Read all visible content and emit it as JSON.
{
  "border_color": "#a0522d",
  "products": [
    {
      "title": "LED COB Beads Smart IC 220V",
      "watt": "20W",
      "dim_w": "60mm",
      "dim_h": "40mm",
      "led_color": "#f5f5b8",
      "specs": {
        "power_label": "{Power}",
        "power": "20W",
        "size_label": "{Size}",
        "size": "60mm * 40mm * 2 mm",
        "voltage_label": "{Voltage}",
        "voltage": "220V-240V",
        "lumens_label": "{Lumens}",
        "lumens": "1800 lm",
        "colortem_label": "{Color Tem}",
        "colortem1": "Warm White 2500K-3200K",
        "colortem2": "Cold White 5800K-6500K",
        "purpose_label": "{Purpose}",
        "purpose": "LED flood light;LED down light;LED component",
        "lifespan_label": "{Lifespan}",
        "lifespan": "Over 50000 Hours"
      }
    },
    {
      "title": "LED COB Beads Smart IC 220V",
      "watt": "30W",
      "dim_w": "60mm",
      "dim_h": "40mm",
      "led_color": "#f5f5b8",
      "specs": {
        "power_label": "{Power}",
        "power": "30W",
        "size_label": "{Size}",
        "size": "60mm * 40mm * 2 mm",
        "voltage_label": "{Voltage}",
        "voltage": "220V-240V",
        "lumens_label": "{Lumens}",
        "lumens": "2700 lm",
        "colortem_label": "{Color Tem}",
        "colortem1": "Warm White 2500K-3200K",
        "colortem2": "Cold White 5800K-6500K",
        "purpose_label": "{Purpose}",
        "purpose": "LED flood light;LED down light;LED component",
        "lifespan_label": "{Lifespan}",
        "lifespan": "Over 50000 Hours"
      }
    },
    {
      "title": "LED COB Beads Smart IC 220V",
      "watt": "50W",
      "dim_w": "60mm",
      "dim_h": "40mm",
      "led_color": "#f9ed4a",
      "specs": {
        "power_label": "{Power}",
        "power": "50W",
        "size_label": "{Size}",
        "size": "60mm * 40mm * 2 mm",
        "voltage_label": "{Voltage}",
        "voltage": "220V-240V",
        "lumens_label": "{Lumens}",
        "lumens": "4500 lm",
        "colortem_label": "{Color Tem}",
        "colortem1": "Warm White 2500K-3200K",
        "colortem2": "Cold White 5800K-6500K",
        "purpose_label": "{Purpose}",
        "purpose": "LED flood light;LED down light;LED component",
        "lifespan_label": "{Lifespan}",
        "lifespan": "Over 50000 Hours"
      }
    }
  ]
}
================
(Task objective): Restate every record exactly, leaving nothing out.

(Solved problem):
Read all visible content and emit it as JSON.
{
  "border_color": "#a0522d",
  "products": [
    {
      "title": "LED COB Beads Smart IC 220V",
      "watt": "20W",
      "dim_w": "60mm",
      "dim_h": "40mm",
      "led_color": "#f5f5b8",
      "specs": {
        "power_label": "{Power}",
        "power": "20W",
        "size_label": "{Size}",
        "size": "60mm * 40mm * 2 mm",
        "voltage_label": "{Voltage}",
        "voltage": "220V-240V",
        "lumens_label": "{Lumens}",
        "lumens": "1800 lm",
        "colortem_label": "{Color Tem}",
        "colortem1": "Warm White 2500K-3200K",
        "colortem2": "Cold White 5800K-6500K",
        "purpose_label": "{Purpose}",
        "purpose": "LED flood light;LED down light;LED component",
        "lifespan_label": "{Lifespan}",
        "lifespan": "Over 50000 Hours"
      }
    },
    {
      "title": "LED COB Beads Smart IC 220V",
      "watt": "30W",
      "dim_w": "60mm",
      "dim_h": "40mm",
      "led_color": "#f5f5b8",
      "specs": {
        "power_label": "{Power}",
        "power": "30W",
        "size_label": "{Size}",
        "size": "60mm * 40mm * 2 mm",
        "voltage_label": "{Voltage}",
        "voltage": "220V-240V",
        "lumens_label": "{Lumens}",
        "lumens": "2700 lm",
        "colortem_label": "{Color Tem}",
        "colortem1": "Warm White 2500K-3200K",
        "colortem2": "Cold White 5800K-6500K",
        "purpose_label": "{Purpose}",
        "purpose": "LED flood light;LED down light;LED component",
        "lifespan_label": "{Lifespan}",
        "lifespan": "Over 50000 Hours"
      }
    },
    {
      "title": "LED COB Beads Smart IC 220V",
      "watt": "50W",
      "dim_w": "60mm",
      "dim_h": "40mm",
      "led_color": "#f9ed4a",
      "specs": {
        "power_label": "{Power}",
        "power": "50W",
        "size_label": "{Size}",
        "size": "60mm * 40mm * 2 mm",
        "voltage_label": "{Voltage}",
        "voltage": "220V-240V",
        "lumens_label": "{Lumens}",
        "lumens": "4500 lm",
        "colortem_label": "{Color Tem}",
        "colortem1": "Warm White 2500K-3200K",
        "colortem2": "Cold White 5800K-6500K",
        "purpose_label": "{Purpose}",
        "purpose": "LED flood light;LED down light;LED component",
        "lifespan_label": "{Lifespan}",
        "lifespan": "Over 50000 Hours"
      }
    }
  ]
}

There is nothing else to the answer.